Instructions to follow ->
List all lines of the data containing the word "estudos".

(Stored data)
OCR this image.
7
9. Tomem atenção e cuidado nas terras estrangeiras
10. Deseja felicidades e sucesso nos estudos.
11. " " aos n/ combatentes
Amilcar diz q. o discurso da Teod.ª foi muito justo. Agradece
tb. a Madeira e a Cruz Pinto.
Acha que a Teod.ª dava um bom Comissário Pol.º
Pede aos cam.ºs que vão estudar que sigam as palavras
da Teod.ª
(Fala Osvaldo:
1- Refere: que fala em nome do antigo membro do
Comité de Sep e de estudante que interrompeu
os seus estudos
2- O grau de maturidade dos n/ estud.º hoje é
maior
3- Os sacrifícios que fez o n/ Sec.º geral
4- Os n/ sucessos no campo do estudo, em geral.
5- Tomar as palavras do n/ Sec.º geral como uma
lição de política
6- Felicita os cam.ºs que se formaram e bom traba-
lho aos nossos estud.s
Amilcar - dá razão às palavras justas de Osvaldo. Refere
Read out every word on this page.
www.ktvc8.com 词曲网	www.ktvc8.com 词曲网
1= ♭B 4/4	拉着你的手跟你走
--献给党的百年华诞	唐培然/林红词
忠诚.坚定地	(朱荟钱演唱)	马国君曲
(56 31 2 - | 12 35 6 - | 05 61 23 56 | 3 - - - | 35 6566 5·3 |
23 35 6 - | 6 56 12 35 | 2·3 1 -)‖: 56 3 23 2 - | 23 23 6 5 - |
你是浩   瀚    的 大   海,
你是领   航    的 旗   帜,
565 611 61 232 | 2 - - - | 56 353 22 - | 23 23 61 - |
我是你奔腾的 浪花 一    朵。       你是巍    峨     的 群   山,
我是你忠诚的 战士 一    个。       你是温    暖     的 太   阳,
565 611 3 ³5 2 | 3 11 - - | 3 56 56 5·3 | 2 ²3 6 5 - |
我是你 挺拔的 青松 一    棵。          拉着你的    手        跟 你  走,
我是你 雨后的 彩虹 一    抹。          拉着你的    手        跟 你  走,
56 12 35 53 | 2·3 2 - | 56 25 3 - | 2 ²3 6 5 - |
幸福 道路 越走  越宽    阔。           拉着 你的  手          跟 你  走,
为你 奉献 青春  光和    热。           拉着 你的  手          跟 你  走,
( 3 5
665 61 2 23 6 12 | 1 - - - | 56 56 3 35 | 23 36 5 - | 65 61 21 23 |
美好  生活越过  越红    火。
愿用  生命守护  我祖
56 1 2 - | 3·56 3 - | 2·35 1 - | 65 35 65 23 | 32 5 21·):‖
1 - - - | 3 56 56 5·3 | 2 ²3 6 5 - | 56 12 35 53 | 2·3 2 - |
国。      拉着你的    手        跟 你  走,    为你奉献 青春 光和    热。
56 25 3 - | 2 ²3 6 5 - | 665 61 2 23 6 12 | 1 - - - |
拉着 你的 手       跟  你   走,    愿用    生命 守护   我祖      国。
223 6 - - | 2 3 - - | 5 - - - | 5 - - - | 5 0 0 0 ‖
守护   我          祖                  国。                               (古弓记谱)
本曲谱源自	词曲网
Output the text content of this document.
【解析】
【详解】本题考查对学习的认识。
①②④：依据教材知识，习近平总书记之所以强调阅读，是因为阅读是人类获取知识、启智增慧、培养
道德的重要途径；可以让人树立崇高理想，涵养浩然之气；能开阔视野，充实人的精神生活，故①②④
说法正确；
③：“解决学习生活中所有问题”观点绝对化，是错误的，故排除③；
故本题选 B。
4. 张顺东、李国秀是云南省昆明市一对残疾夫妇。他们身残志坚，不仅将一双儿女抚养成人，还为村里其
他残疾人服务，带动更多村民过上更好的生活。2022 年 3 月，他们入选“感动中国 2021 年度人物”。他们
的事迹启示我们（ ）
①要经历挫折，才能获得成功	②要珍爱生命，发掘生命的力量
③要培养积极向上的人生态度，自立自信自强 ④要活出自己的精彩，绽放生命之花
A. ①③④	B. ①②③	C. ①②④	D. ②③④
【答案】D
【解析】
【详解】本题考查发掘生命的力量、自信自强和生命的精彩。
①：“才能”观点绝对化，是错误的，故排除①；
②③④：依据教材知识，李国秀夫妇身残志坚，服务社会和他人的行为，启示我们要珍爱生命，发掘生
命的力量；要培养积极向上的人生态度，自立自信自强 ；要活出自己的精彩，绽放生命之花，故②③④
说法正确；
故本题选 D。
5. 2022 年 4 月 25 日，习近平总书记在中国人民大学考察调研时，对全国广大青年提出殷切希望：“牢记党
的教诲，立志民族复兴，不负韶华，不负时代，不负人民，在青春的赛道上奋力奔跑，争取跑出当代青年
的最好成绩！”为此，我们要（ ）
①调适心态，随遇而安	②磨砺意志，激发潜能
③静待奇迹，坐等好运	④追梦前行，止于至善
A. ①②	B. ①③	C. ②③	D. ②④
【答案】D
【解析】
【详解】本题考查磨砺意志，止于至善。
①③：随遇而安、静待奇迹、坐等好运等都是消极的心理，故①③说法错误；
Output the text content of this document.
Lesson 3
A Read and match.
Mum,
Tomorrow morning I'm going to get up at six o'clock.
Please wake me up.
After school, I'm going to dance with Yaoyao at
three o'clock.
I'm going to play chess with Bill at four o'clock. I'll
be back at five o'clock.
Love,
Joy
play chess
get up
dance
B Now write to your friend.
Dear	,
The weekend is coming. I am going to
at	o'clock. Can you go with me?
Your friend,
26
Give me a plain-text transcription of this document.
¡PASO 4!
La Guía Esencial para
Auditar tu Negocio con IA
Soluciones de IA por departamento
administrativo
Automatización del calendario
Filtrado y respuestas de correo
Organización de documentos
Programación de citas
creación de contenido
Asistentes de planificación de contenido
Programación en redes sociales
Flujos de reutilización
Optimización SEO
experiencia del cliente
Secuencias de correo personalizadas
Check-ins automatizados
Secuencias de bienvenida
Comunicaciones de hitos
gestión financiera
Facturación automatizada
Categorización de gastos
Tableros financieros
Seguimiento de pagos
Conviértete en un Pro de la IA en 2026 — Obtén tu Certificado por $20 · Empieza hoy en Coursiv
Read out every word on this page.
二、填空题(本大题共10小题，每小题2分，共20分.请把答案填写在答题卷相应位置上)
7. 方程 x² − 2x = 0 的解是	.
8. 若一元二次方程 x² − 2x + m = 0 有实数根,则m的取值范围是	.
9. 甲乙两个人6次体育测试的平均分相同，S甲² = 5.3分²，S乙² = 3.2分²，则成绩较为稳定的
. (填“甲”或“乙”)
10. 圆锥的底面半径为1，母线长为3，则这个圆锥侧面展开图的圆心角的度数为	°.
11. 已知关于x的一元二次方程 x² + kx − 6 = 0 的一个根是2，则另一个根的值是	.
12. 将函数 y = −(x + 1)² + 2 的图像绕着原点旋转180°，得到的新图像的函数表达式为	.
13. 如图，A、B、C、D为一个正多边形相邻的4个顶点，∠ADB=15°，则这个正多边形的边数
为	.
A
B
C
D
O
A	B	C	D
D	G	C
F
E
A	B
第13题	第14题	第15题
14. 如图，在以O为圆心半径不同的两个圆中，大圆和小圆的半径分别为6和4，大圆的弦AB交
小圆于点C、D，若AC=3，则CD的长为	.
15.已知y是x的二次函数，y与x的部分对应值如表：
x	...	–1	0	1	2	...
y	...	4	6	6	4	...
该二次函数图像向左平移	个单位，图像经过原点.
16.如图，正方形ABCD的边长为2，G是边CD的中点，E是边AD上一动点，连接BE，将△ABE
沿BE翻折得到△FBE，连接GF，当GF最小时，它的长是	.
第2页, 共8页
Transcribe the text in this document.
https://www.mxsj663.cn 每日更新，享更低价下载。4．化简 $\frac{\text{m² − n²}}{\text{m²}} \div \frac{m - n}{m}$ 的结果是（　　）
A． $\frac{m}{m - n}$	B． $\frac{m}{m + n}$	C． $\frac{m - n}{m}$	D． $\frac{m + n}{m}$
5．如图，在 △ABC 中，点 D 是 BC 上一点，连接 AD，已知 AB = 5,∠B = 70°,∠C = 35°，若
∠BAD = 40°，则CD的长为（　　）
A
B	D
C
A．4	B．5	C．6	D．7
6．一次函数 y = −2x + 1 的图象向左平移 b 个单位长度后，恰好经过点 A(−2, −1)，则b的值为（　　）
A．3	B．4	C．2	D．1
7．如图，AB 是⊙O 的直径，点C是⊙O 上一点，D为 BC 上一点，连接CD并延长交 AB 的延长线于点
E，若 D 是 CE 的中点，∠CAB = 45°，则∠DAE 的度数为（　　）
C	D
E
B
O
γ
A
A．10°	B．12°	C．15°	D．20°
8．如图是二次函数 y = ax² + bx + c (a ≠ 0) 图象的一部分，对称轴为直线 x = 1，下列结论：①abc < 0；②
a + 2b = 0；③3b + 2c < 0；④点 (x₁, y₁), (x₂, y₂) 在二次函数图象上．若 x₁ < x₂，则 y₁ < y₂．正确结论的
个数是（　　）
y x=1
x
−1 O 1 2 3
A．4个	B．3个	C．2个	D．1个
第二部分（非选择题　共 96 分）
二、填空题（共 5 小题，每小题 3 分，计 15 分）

Task result ->
10. Deseja felicidades e sucesso nos estudos.
os seus estudos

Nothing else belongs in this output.